▸ **Exercise inputs**
──────
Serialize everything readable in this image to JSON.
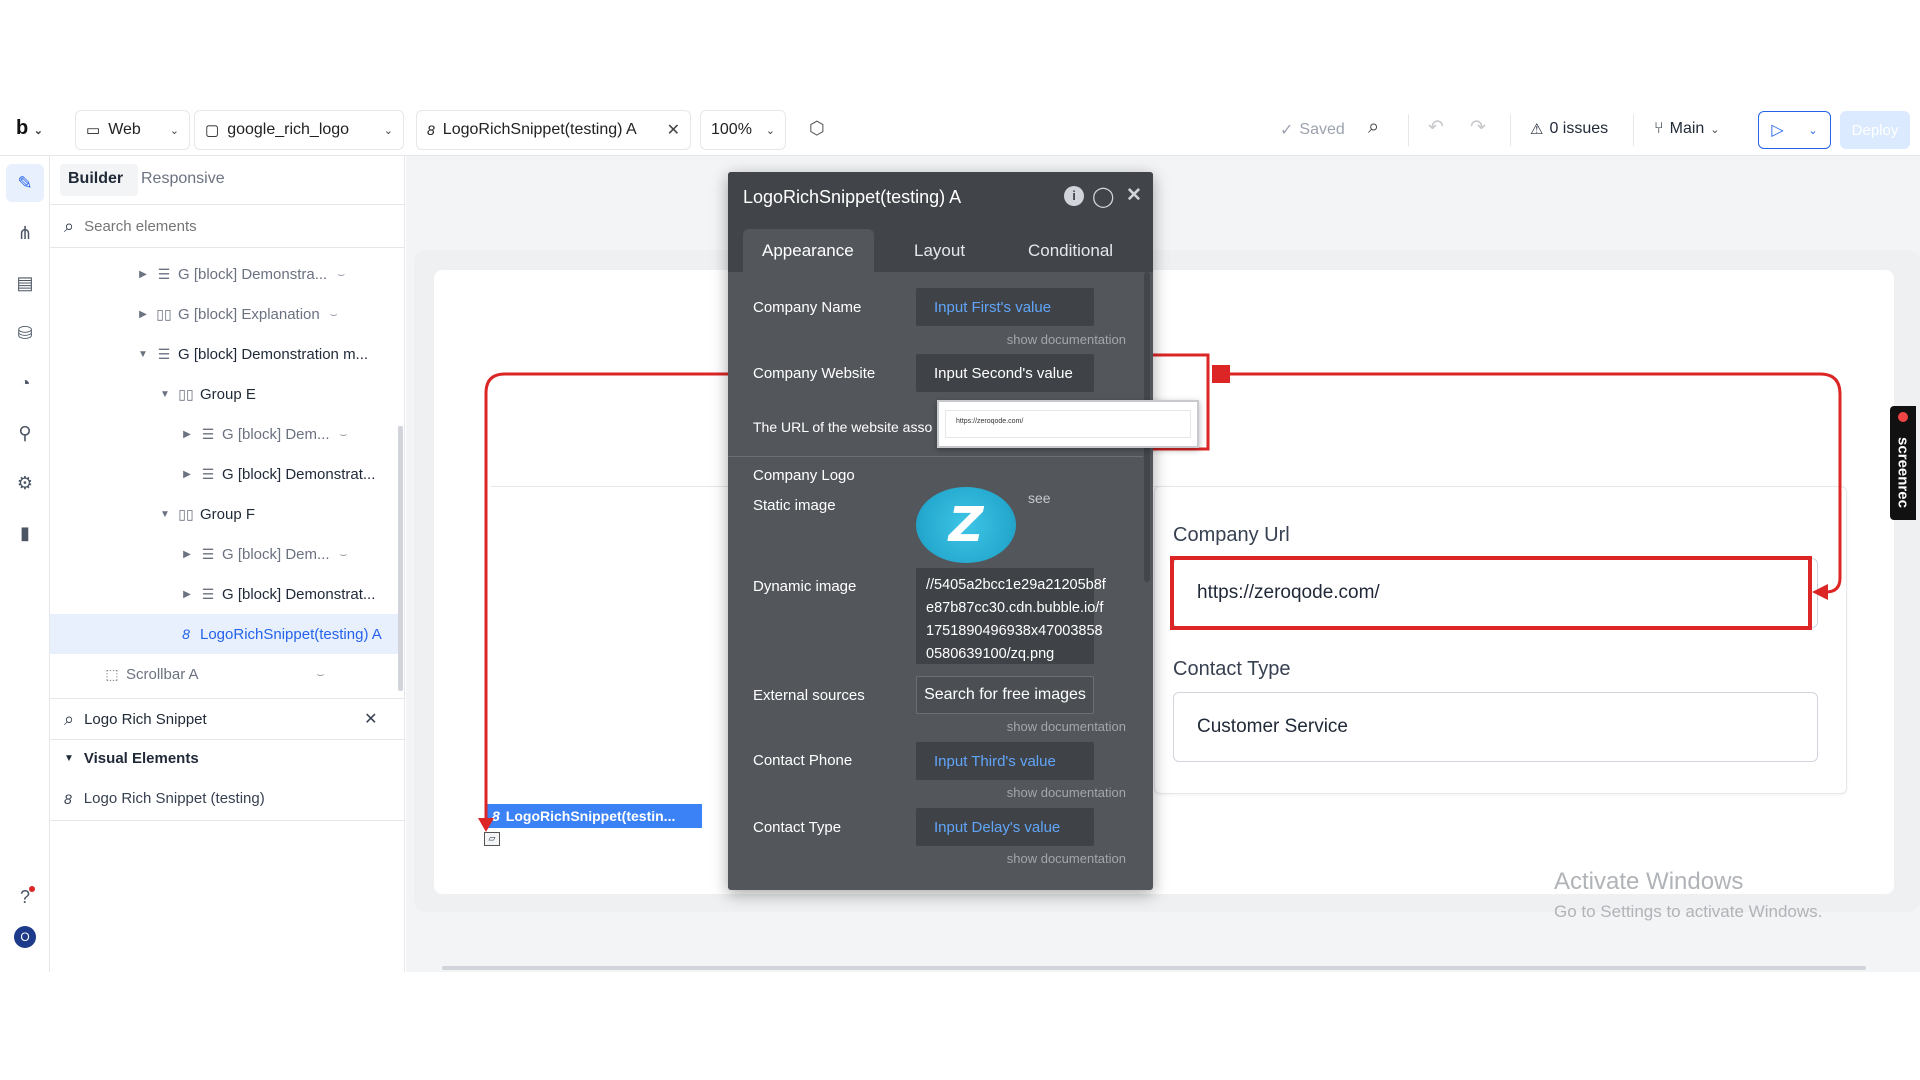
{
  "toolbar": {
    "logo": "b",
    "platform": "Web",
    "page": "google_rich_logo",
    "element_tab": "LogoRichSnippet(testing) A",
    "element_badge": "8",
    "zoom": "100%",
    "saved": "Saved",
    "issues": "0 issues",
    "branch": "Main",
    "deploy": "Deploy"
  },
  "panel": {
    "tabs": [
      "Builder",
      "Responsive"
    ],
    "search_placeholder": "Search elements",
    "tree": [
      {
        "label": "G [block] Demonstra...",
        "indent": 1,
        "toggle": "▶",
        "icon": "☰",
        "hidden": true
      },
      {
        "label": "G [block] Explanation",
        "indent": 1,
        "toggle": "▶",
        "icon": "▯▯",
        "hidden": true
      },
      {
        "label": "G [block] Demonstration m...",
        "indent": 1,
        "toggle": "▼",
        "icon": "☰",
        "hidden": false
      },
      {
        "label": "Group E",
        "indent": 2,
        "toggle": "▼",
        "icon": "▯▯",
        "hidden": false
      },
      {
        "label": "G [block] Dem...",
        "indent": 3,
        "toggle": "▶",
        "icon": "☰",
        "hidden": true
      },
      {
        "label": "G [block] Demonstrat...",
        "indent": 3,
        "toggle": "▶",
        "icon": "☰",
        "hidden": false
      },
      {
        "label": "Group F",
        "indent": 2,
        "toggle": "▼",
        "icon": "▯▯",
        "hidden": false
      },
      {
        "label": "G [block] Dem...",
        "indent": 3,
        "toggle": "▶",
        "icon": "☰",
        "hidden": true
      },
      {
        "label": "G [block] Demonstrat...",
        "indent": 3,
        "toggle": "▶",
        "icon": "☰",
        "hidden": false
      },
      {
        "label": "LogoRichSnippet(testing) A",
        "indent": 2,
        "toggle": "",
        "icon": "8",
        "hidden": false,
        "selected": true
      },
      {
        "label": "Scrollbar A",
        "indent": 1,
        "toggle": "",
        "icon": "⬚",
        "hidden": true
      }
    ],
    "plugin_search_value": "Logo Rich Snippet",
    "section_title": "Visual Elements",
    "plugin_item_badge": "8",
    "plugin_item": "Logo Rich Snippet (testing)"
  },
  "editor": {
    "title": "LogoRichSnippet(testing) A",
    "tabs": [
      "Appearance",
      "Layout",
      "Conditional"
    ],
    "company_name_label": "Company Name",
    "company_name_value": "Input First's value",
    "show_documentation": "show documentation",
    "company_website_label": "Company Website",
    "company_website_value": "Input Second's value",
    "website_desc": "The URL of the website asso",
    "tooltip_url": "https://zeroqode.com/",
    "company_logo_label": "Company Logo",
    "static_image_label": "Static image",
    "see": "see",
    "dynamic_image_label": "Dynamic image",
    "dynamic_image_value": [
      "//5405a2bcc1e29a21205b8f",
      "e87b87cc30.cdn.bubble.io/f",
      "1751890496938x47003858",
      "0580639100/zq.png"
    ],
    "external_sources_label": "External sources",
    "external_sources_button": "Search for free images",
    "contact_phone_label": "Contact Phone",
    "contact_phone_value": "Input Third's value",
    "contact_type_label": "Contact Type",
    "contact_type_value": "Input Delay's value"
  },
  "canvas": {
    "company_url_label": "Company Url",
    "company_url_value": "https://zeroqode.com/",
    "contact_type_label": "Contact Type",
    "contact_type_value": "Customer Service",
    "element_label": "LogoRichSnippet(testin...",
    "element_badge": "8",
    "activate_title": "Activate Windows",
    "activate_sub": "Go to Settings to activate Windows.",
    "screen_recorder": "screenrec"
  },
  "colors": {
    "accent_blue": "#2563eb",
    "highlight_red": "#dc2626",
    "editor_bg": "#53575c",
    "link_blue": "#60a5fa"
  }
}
──────
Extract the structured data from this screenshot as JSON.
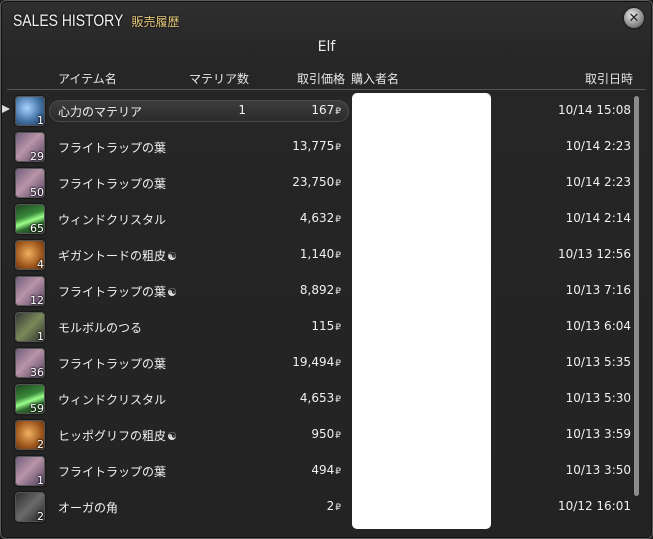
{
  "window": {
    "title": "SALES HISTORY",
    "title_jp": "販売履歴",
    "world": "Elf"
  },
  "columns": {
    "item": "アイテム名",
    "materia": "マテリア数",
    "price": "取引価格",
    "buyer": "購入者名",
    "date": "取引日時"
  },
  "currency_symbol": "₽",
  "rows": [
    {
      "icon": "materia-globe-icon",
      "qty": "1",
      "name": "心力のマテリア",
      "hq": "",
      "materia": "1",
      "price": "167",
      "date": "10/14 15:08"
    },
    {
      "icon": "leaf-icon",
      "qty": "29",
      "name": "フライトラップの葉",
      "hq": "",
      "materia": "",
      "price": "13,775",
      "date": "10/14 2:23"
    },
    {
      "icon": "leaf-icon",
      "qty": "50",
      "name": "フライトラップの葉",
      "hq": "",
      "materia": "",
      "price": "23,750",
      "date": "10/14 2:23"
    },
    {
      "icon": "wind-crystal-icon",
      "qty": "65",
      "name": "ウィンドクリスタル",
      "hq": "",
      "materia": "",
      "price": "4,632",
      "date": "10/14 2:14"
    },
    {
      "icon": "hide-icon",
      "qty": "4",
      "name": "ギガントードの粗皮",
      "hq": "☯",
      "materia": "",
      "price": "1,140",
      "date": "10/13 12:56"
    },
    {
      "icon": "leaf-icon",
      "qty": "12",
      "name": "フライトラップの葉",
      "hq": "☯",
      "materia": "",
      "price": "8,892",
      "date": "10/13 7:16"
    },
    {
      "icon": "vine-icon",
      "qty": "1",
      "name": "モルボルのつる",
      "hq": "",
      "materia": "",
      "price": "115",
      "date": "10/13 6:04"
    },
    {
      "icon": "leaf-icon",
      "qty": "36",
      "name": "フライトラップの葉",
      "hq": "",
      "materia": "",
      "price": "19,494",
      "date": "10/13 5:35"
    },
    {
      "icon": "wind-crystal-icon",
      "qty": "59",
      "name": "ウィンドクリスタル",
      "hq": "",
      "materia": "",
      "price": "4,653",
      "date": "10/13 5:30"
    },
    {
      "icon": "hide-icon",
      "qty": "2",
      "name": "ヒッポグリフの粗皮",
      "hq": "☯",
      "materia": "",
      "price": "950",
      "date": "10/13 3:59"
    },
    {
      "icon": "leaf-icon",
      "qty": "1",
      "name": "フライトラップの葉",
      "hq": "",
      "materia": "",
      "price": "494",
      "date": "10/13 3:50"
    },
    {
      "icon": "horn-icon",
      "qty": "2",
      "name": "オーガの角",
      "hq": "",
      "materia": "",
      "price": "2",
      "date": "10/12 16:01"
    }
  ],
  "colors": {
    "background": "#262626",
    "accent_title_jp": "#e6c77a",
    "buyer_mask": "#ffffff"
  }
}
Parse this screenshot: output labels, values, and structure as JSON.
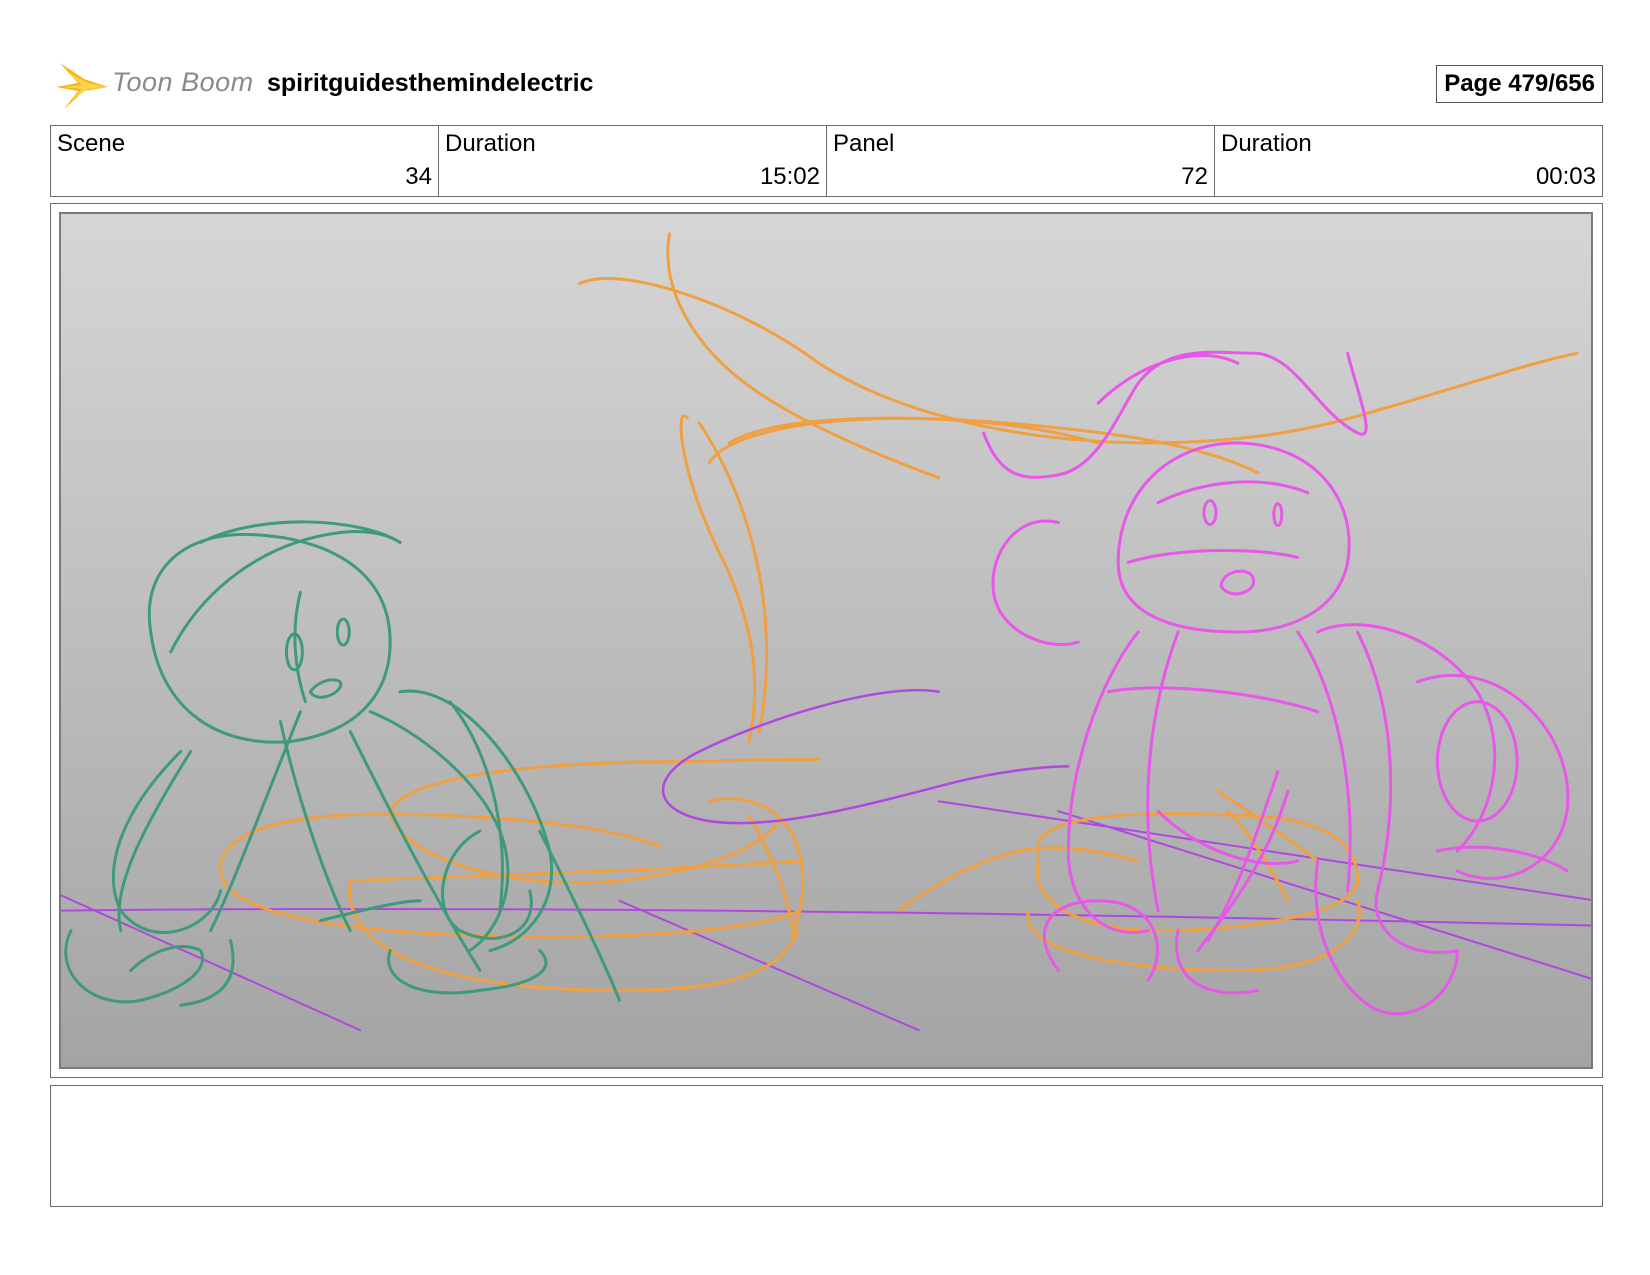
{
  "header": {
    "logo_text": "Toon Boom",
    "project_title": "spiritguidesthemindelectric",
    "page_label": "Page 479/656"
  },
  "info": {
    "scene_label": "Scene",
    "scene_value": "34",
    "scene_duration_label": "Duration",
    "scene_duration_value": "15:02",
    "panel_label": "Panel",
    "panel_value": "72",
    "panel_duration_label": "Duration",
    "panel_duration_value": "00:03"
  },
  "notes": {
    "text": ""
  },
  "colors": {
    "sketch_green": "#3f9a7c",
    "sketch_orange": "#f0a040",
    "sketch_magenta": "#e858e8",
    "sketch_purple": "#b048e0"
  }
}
──────
▸ **Task description**
Copy out every line of the data that includes "zeroqode".

▸ **The result**
    "tooltip_url": "https://zeroqode.com/",
    "company_url_value": "https://zeroqode.com/",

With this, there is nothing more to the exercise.